## [EXERCISE AIM]
Search the material below for the string "JSON" and extract each line that has it.

## [DATASET EXCERPTS]
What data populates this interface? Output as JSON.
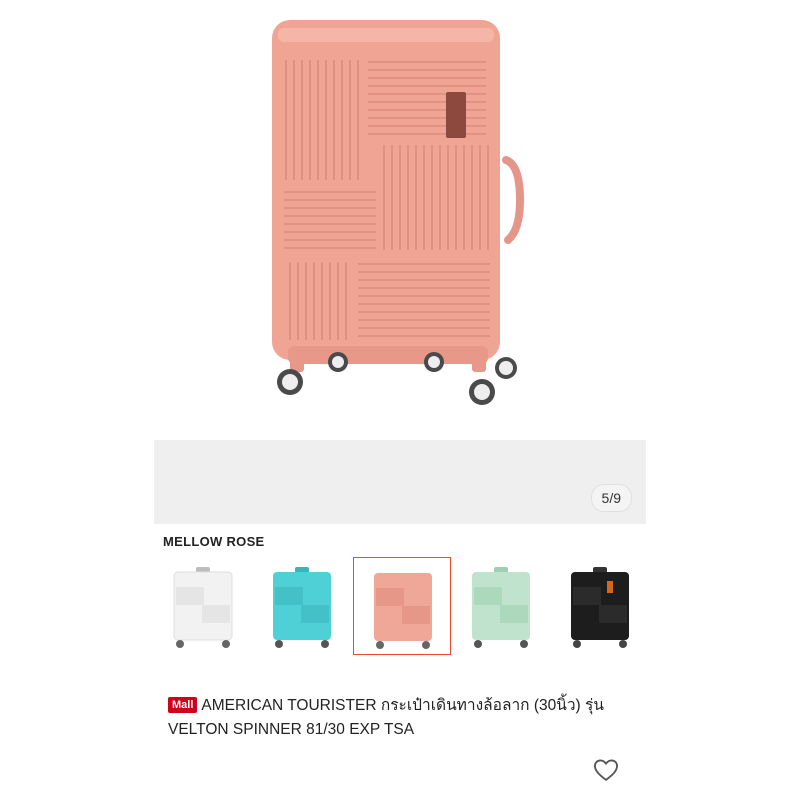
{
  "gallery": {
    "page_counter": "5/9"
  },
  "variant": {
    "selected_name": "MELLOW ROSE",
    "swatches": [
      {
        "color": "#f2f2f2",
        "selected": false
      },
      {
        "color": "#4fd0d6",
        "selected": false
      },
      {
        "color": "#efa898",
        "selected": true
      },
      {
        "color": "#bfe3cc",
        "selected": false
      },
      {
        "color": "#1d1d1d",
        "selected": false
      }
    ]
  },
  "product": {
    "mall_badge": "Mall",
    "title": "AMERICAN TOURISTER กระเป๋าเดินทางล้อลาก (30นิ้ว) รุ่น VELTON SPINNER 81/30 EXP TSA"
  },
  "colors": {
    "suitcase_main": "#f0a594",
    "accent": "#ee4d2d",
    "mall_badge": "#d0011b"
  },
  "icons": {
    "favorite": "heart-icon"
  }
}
...
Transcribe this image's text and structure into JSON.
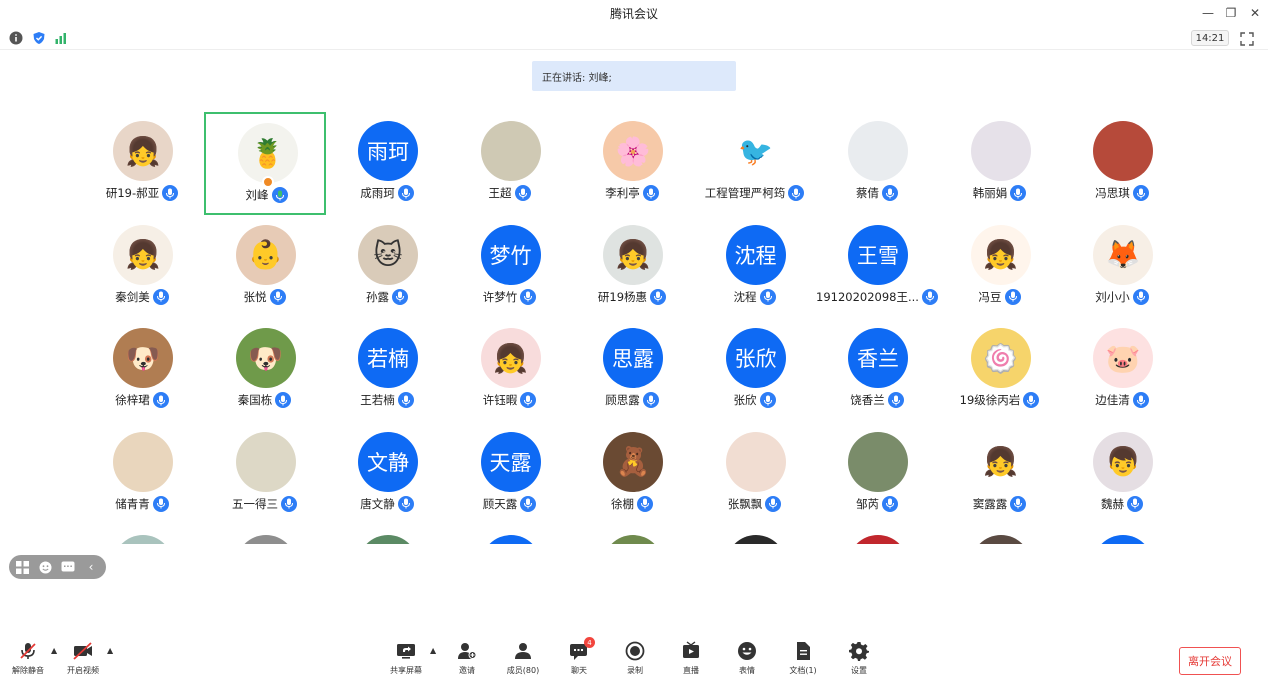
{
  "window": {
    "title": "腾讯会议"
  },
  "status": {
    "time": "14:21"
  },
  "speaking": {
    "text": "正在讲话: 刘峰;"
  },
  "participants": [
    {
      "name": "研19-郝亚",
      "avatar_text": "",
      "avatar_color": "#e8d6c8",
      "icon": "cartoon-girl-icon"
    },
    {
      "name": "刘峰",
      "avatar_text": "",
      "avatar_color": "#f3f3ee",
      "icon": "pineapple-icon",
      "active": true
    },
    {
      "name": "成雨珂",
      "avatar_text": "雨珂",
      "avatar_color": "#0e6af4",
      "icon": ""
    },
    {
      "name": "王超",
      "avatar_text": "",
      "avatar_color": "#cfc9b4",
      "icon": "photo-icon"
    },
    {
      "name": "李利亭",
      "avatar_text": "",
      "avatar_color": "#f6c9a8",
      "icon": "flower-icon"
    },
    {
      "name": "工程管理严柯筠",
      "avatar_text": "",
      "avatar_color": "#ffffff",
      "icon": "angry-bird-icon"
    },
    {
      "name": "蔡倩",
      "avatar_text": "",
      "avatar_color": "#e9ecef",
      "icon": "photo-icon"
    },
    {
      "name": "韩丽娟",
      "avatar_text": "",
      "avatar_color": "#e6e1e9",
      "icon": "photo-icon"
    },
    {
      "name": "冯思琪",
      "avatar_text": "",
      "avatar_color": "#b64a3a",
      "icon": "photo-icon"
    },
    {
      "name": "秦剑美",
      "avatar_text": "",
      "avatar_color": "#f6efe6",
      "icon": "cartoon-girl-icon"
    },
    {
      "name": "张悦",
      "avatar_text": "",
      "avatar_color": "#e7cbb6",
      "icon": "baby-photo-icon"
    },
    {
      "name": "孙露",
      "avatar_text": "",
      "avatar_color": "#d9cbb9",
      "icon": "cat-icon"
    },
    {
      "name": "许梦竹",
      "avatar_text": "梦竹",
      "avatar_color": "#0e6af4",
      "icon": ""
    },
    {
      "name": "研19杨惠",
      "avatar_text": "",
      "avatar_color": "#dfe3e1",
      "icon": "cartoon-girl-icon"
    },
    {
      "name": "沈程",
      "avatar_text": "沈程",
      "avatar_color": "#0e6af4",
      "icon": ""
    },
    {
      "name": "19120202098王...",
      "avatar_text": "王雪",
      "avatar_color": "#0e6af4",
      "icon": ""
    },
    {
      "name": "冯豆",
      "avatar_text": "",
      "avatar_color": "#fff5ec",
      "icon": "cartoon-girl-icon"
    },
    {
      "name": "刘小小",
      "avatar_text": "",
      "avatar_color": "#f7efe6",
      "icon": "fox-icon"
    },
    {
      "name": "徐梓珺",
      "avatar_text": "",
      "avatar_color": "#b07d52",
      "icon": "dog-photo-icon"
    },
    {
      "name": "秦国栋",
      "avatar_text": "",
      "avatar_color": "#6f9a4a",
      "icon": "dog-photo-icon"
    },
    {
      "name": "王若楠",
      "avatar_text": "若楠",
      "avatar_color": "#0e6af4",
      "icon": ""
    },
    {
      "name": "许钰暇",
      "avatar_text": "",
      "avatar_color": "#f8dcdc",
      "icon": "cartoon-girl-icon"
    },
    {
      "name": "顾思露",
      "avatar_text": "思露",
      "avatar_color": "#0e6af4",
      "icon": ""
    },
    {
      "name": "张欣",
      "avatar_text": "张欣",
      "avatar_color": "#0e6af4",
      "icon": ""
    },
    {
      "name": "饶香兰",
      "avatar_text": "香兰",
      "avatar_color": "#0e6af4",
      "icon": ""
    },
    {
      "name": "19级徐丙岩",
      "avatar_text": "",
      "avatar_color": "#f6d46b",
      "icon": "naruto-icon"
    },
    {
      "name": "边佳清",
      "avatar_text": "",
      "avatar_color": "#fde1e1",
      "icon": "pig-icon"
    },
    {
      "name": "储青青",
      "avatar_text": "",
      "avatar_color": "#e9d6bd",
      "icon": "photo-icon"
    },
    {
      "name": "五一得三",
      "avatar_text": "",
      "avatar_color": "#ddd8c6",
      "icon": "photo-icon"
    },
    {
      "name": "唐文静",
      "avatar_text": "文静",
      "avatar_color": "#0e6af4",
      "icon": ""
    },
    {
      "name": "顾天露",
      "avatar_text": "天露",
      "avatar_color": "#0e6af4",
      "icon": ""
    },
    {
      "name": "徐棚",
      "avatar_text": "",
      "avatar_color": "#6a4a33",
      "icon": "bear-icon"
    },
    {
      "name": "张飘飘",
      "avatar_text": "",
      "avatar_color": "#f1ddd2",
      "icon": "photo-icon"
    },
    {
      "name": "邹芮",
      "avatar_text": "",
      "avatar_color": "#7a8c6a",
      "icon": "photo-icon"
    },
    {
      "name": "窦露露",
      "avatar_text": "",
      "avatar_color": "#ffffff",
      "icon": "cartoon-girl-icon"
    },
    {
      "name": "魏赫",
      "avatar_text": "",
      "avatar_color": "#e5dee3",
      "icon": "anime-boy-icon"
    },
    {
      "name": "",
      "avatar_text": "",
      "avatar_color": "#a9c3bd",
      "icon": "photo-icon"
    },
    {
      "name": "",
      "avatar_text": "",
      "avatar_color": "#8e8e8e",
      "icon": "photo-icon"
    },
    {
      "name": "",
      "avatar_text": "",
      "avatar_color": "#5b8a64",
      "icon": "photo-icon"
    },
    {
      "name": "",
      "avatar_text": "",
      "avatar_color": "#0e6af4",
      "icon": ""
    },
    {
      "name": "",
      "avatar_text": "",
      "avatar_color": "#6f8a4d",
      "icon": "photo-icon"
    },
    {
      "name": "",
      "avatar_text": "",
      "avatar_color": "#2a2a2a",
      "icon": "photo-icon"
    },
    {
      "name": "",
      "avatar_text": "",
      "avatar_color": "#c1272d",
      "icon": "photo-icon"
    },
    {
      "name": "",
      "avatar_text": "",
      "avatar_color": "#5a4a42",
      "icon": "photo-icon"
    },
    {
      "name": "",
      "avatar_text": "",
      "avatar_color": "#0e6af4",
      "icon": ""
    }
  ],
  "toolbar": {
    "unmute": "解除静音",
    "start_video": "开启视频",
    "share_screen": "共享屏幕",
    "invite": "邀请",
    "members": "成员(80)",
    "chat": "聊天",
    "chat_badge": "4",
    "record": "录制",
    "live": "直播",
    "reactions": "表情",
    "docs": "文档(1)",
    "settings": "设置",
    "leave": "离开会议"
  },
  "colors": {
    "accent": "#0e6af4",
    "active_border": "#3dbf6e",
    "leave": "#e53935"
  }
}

## [OUTPUT OF THE TASK]
What data populates this interface? Output as JSON.
Transcribe this image's text and structure into JSON.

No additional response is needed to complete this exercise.